begin Extract

How to identify calendula
How to identify calendula

How to Identify Calendula Plant

Your standard run-of-the-mill calendula flower looks more like a daisy than a marigold and you can tell the two apart where it gets trickier is with full double-headed varieties like the “Neon” below. As a quick side note, this is the type I’m growing on the allotment this year!

Calendula Neon
Calendula Neon

As you can see from looking at the image this is a really similar flower to a marigold and from a glance, it would be tricky to tell the two apart if you weren’t a seasoned grower, this is why we move on to our next point, the leaves.

Leaves of Calendula

By far the easiest way to tell them apart is by the leaves. Calendula has much softer rounder leaves while french marigold leaves are often spiked.

different leaves
different leaves

Another differentiating factor in the leaves is that calendula leaves are sticky, this is partly what makes them so good as a topical remedy. French marigold leaves are not sticky.

end Extract
begin Dataset excerpts

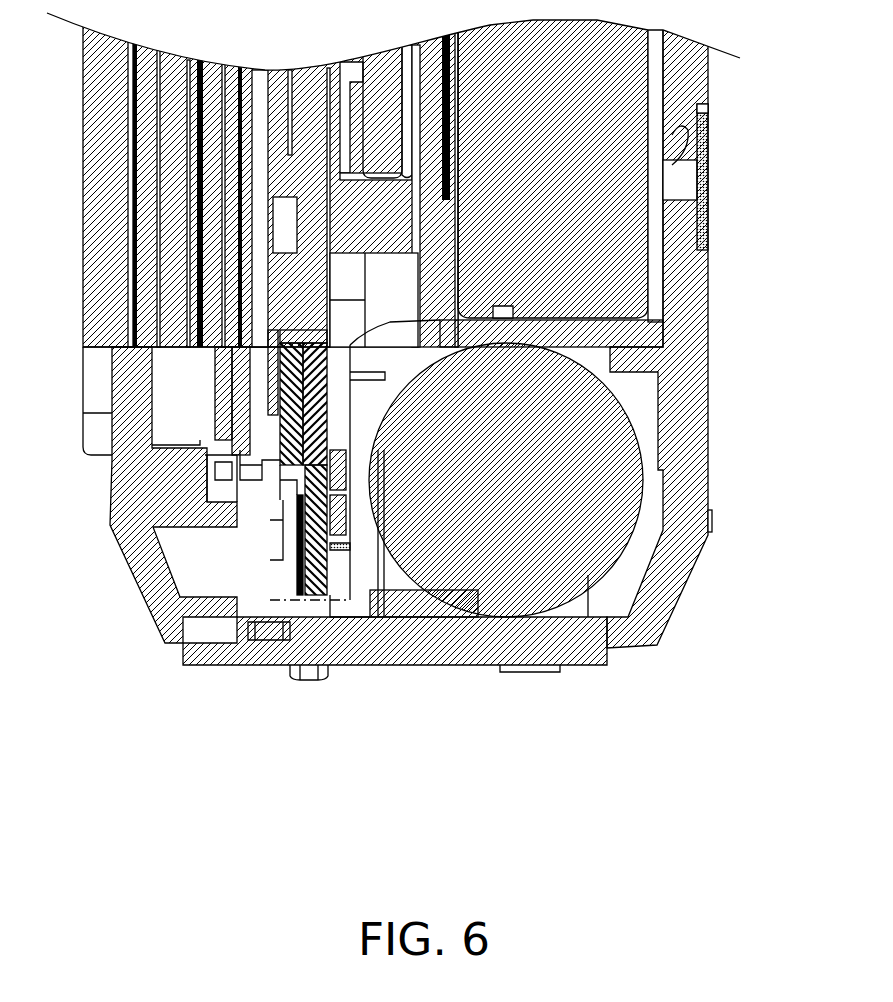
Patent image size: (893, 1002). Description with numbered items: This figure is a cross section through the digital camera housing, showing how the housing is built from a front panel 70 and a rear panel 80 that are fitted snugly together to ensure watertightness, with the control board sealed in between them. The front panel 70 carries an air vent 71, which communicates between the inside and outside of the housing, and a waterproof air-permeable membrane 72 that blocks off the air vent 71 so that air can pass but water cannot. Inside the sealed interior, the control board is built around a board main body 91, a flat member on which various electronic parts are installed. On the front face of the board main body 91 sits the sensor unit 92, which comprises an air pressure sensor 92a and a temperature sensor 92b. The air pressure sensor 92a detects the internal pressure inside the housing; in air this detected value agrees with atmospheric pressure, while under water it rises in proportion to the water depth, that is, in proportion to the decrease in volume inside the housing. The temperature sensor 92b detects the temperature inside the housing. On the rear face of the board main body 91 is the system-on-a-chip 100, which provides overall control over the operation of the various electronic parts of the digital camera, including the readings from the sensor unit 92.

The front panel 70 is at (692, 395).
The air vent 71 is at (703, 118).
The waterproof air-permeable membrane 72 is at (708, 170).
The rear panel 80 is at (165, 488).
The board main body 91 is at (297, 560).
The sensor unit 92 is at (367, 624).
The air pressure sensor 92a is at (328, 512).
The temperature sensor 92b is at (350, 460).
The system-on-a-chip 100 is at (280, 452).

end Dataset excerpts

* [Goals]
**1.** Reproduce the part of the calendula guide from "By far the easiest" up to and including "are not sticky.".
**2.** Why does the calendula guide shift its focus to the leaves after showing the "Neon" variety?

* [Answers for the tasks]
**1.**
By far the easiest way to tell them apart is by the leaves. Calendula has much softer rounder leaves while french marigold leaves are often spiked.

different leaves
different leaves

Another differentiating factor in the leaves is that calendula leaves are sticky, this is partly what makes them so good as a topical remedy. French marigold leaves are not sticky.

**2.** A full double-headed calendula like "Neon" looks very similar to a marigold, so at a glance anyone who isn't a seasoned grower would find the two hard to tell apart. The leaves are by far the easiest way to distinguish them: calendula's are softer and rounder, while French marigold leaves are often spiked.